## Problem statement
All lines holding the string "JSON" are to be shown.

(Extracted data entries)
· · ·
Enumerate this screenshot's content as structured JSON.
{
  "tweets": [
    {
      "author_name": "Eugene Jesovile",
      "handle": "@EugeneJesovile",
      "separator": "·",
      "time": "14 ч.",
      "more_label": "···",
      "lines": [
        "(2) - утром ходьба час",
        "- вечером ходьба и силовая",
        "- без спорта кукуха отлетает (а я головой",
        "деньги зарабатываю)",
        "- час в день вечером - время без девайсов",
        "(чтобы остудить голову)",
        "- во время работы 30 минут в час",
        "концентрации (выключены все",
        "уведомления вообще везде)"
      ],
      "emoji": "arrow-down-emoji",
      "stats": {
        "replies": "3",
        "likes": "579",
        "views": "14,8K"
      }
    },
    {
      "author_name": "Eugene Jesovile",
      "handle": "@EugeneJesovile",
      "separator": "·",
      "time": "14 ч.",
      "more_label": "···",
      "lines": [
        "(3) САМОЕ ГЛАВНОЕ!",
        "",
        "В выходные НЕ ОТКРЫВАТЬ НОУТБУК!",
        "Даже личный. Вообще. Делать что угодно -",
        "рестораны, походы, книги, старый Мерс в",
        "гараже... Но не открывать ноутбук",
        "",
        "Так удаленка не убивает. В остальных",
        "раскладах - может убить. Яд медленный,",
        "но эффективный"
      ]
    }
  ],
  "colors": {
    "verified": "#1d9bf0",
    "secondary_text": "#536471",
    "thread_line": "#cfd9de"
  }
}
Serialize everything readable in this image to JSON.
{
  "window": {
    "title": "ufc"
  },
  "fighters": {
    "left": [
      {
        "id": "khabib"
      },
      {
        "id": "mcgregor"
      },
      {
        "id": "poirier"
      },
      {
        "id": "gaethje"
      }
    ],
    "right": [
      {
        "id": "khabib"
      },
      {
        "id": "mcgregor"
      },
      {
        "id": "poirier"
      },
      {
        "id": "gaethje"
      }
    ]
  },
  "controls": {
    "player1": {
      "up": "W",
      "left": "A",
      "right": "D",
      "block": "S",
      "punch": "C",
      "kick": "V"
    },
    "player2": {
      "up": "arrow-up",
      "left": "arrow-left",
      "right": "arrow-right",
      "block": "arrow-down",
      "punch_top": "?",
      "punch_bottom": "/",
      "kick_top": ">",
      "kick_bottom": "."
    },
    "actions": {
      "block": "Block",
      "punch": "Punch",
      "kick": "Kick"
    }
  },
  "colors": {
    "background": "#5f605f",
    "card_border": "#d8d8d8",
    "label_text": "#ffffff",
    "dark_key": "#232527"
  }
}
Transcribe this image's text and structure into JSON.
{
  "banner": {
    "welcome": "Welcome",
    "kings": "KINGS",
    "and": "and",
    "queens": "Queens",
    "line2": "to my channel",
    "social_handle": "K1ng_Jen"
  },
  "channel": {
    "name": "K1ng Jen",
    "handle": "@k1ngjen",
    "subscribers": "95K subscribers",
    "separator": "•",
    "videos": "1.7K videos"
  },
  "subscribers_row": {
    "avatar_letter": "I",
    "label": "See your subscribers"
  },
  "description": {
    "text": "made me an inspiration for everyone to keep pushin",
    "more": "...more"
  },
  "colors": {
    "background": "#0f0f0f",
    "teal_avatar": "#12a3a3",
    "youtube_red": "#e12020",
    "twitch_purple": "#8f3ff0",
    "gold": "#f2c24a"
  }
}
· · ·
## Written response
Enumerate this screenshot's content as structured JSON.
Serialize everything readable in this image to JSON.
Transcribe this image's text and structure into JSON.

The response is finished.